## Exercise description
Below are some records; repeat them all exactly, minus the pictures.
══════════
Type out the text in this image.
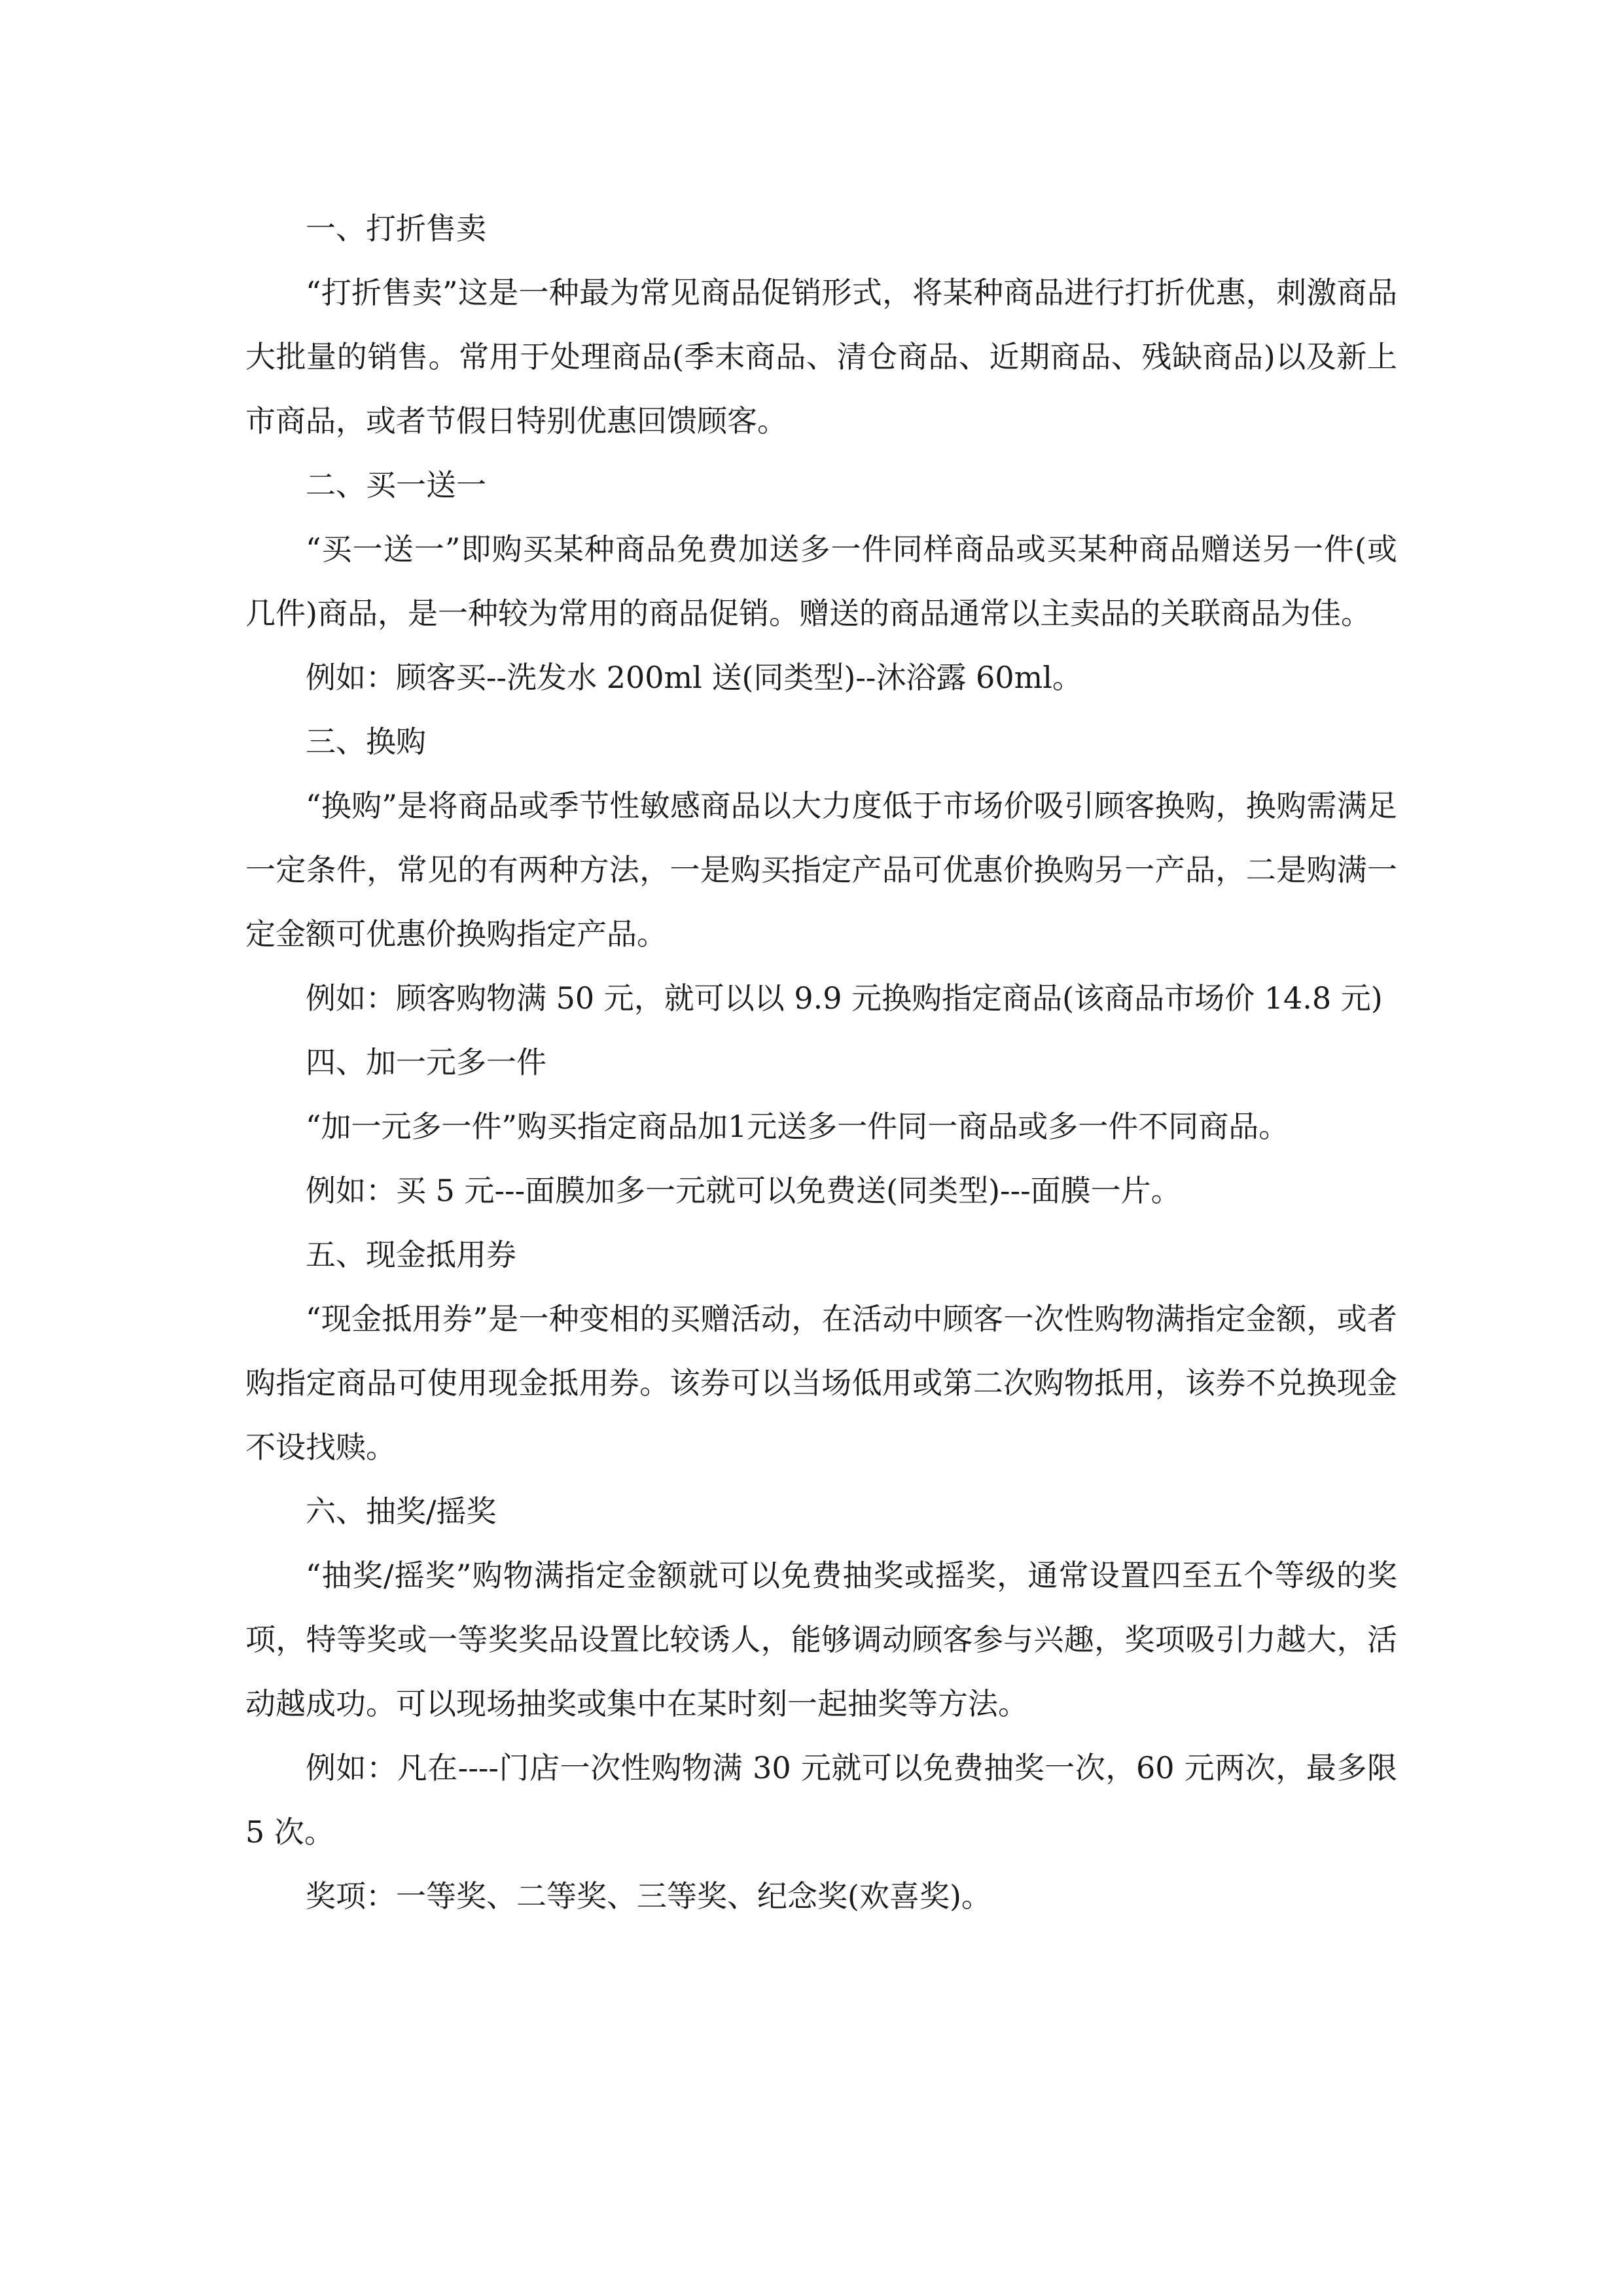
一、打折售卖

“打折售卖”这是一种最为常见商品促销形式，将某种商品进行打折优惠，刺激商品大批量的销售。常用于处理商品(季末商品、清仓商品、近期商品、残缺商品)以及新上市商品，或者节假日特别优惠回馈顾客。

二、买一送一

“买一送一”即购买某种商品免费加送多一件同样商品或买某种商品赠送另一件(或几件)商品，是一种较为常用的商品促销。赠送的商品通常以主卖品的关联商品为佳。

例如：顾客买--洗发水 200ml 送(同类型)--沐浴露 60ml。

三、换购

“换购”是将商品或季节性敏感商品以大力度低于市场价吸引顾客换购，换购需满足一定条件，常见的有两种方法，一是购买指定产品可优惠价换购另一产品，二是购满一定金额可优惠价换购指定产品。

例如：顾客购物满 50 元，就可以以 9.9 元换购指定商品(该商品市场价 14.8 元)

四、加一元多一件

“加一元多一件”购买指定商品加1元送多一件同一商品或多一件不同商品。

例如：买 5 元---面膜加多一元就可以免费送(同类型)---面膜一片。

五、现金抵用券

“现金抵用券”是一种变相的买赠活动，在活动中顾客一次性购物满指定金额，或者购指定商品可使用现金抵用券。该券可以当场低用或第二次购物抵用，该券不兑换现金不设找赎。

六、抽奖/摇奖

“抽奖/摇奖”购物满指定金额就可以免费抽奖或摇奖，通常设置四至五个等级的奖项，特等奖或一等奖奖品设置比较诱人，能够调动顾客参与兴趣，奖项吸引力越大，活动越成功。可以现场抽奖或集中在某时刻一起抽奖等方法。

例如：凡在----门店一次性购物满 30 元就可以免费抽奖一次，60 元两次，最多限 5 次。

奖项：一等奖、二等奖、三等奖、纪念奖(欢喜奖)。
══════════
## Final result
Type out the text in this image.
一、打折售卖

“打折售卖”这是一种最为常见商品促销形式，将某种商品进行打折优惠，刺激商品大批量的销售。常用于处理商品(季末商品、清仓商品、近期商品、残缺商品)以及新上市商品，或者节假日特别优惠回馈顾客。

二、买一送一

“买一送一”即购买某种商品免费加送多一件同样商品或买某种商品赠送另一件(或几件)商品，是一种较为常用的商品促销。赠送的商品通常以主卖品的关联商品为佳。

例如：顾客买--洗发水 200ml 送(同类型)--沐浴露 60ml。

三、换购

“换购”是将商品或季节性敏感商品以大力度低于市场价吸引顾客换购，换购需满足一定条件，常见的有两种方法，一是购买指定产品可优惠价换购另一产品，二是购满一定金额可优惠价换购指定产品。

例如：顾客购物满 50 元，就可以以 9.9 元换购指定商品(该商品市场价 14.8 元)

四、加一元多一件

“加一元多一件”购买指定商品加1元送多一件同一商品或多一件不同商品。

例如：买 5 元---面膜加多一元就可以免费送(同类型)---面膜一片。

五、现金抵用券

“现金抵用券”是一种变相的买赠活动，在活动中顾客一次性购物满指定金额，或者购指定商品可使用现金抵用券。该券可以当场低用或第二次购物抵用，该券不兑换现金不设找赎。

六、抽奖/摇奖

“抽奖/摇奖”购物满指定金额就可以免费抽奖或摇奖，通常设置四至五个等级的奖项，特等奖或一等奖奖品设置比较诱人，能够调动顾客参与兴趣，奖项吸引力越大，活动越成功。可以现场抽奖或集中在某时刻一起抽奖等方法。

例如：凡在----门店一次性购物满 30 元就可以免费抽奖一次，60 元两次，最多限 5 次。

奖项：一等奖、二等奖、三等奖、纪念奖(欢喜奖)。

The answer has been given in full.